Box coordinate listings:
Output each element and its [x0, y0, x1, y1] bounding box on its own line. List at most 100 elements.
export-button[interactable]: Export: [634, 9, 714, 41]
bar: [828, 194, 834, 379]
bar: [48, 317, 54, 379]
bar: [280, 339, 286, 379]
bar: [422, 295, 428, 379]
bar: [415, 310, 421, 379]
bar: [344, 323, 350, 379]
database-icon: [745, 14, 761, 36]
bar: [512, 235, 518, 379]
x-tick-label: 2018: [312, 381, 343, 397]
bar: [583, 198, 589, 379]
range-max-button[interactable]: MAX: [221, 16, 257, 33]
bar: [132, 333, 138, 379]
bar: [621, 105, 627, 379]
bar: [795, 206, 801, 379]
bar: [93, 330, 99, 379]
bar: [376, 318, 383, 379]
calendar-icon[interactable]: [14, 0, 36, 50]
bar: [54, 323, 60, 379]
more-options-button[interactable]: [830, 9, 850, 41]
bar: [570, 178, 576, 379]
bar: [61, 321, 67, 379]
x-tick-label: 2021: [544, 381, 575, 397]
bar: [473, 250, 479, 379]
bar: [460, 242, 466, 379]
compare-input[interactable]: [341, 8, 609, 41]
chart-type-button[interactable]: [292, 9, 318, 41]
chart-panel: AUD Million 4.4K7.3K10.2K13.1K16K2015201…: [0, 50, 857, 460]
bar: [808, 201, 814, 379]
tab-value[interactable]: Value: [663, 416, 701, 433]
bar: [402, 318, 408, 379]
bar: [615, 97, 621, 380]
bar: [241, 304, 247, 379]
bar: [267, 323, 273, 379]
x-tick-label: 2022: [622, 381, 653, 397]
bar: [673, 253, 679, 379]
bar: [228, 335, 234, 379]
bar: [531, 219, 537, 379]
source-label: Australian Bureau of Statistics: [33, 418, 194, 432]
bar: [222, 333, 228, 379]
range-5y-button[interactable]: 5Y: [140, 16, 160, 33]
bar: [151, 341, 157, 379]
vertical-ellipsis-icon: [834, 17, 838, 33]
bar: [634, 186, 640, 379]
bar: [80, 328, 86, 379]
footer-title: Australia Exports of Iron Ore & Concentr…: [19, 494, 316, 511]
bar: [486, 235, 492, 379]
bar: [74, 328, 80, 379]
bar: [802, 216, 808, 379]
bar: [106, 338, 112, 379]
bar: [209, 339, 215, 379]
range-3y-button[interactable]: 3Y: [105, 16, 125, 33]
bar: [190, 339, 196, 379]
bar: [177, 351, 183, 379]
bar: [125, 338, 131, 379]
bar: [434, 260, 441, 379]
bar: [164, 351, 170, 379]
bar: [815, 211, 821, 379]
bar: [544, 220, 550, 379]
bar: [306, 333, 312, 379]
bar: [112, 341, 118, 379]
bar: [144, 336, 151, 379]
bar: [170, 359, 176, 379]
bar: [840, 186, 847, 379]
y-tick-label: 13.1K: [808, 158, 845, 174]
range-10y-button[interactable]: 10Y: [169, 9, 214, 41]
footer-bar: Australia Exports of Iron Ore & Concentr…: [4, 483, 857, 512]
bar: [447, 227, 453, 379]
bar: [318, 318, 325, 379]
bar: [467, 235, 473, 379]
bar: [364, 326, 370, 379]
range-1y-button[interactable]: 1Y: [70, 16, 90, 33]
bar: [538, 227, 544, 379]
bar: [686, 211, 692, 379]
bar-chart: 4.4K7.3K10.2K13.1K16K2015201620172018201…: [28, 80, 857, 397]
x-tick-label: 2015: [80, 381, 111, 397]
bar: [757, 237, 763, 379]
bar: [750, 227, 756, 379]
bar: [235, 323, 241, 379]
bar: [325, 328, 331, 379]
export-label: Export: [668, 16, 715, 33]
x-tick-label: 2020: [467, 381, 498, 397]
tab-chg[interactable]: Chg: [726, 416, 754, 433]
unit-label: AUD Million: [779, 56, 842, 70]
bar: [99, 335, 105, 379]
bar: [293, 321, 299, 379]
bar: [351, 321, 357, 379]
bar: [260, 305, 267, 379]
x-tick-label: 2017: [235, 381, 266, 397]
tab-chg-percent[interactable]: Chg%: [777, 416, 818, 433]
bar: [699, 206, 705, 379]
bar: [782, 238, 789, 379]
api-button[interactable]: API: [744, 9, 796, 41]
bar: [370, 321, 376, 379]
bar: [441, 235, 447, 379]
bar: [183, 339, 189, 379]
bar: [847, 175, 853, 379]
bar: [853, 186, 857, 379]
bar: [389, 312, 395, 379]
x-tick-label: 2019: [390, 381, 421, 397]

Exercise goal: Copy out every line of the records above, character for character, with nothing added or left out.

The completed task:
Output each element and its [x0, y0, x1, y1] bounding box on its own line. List at most 100 elements.
export-button[interactable]: Export: [634, 9, 714, 41]
bar: [828, 194, 834, 379]
bar: [48, 317, 54, 379]
bar: [280, 339, 286, 379]
bar: [422, 295, 428, 379]
bar: [415, 310, 421, 379]
bar: [344, 323, 350, 379]
database-icon: [745, 14, 761, 36]
bar: [512, 235, 518, 379]
x-tick-label: 2018: [312, 381, 343, 397]
bar: [583, 198, 589, 379]
range-max-button[interactable]: MAX: [221, 16, 257, 33]
bar: [132, 333, 138, 379]
bar: [621, 105, 627, 379]
bar: [795, 206, 801, 379]
bar: [93, 330, 99, 379]
bar: [376, 318, 383, 379]
calendar-icon[interactable]: [14, 0, 36, 50]
bar: [54, 323, 60, 379]
more-options-button[interactable]: [830, 9, 850, 41]
bar: [570, 178, 576, 379]
bar: [61, 321, 67, 379]
x-tick-label: 2021: [544, 381, 575, 397]
bar: [473, 250, 479, 379]
bar: [460, 242, 466, 379]
compare-input[interactable]: [341, 8, 609, 41]
chart-type-button[interactable]: [292, 9, 318, 41]
chart-panel: AUD Million 4.4K7.3K10.2K13.1K16K2015201…: [0, 50, 857, 460]
bar: [808, 201, 814, 379]
tab-value[interactable]: Value: [663, 416, 701, 433]
bar: [402, 318, 408, 379]
bar: [615, 97, 621, 380]
bar: [241, 304, 247, 379]
bar: [267, 323, 273, 379]
x-tick-label: 2022: [622, 381, 653, 397]
bar: [673, 253, 679, 379]
bar: [228, 335, 234, 379]
bar: [531, 219, 537, 379]
source-label: Australian Bureau of Statistics: [33, 418, 194, 432]
bar: [222, 333, 228, 379]
range-5y-button[interactable]: 5Y: [140, 16, 160, 33]
bar: [151, 341, 157, 379]
vertical-ellipsis-icon: [834, 17, 838, 33]
bar: [634, 186, 640, 379]
bar: [80, 328, 86, 379]
footer-title: Australia Exports of Iron Ore & Concentr…: [19, 494, 316, 511]
bar: [486, 235, 492, 379]
bar: [74, 328, 80, 379]
bar: [802, 216, 808, 379]
bar: [106, 338, 112, 379]
bar: [209, 339, 215, 379]
range-3y-button[interactable]: 3Y: [105, 16, 125, 33]
bar: [190, 339, 196, 379]
bar: [177, 351, 183, 379]
bar: [125, 338, 131, 379]
bar: [434, 260, 441, 379]
bar: [164, 351, 170, 379]
bar: [815, 211, 821, 379]
bar: [544, 220, 550, 379]
bar: [306, 333, 312, 379]
bar: [112, 341, 118, 379]
bar: [144, 336, 151, 379]
bar: [170, 359, 176, 379]
bar: [840, 186, 847, 379]
y-tick-label: 13.1K: [808, 158, 845, 174]
range-10y-button[interactable]: 10Y: [169, 9, 214, 41]
footer-bar: Australia Exports of Iron Ore & Concentr…: [4, 483, 857, 512]
bar: [447, 227, 453, 379]
bar: [318, 318, 325, 379]
bar: [467, 235, 473, 379]
bar: [364, 326, 370, 379]
range-1y-button[interactable]: 1Y: [70, 16, 90, 33]
bar: [538, 227, 544, 379]
bar: [686, 211, 692, 379]
bar-chart: 4.4K7.3K10.2K13.1K16K2015201620172018201…: [28, 80, 857, 397]
x-tick-label: 2015: [80, 381, 111, 397]
bar: [757, 237, 763, 379]
bar: [750, 227, 756, 379]
bar: [235, 323, 241, 379]
bar: [325, 328, 331, 379]
export-label: Export: [668, 16, 715, 33]
x-tick-label: 2020: [467, 381, 498, 397]
tab-chg[interactable]: Chg: [726, 416, 754, 433]
unit-label: AUD Million: [779, 56, 842, 70]
bar: [99, 335, 105, 379]
bar: [293, 321, 299, 379]
bar: [351, 321, 357, 379]
bar: [260, 305, 267, 379]
x-tick-label: 2017: [235, 381, 266, 397]
tab-chg-percent[interactable]: Chg%: [777, 416, 818, 433]
bar: [699, 206, 705, 379]
bar: [782, 238, 789, 379]
api-button[interactable]: API: [744, 9, 796, 41]
bar: [370, 321, 376, 379]
bar: [441, 235, 447, 379]
bar: [183, 339, 189, 379]
bar: [847, 175, 853, 379]
bar: [853, 186, 857, 379]
bar: [389, 312, 395, 379]
x-tick-label: 2019: [390, 381, 421, 397]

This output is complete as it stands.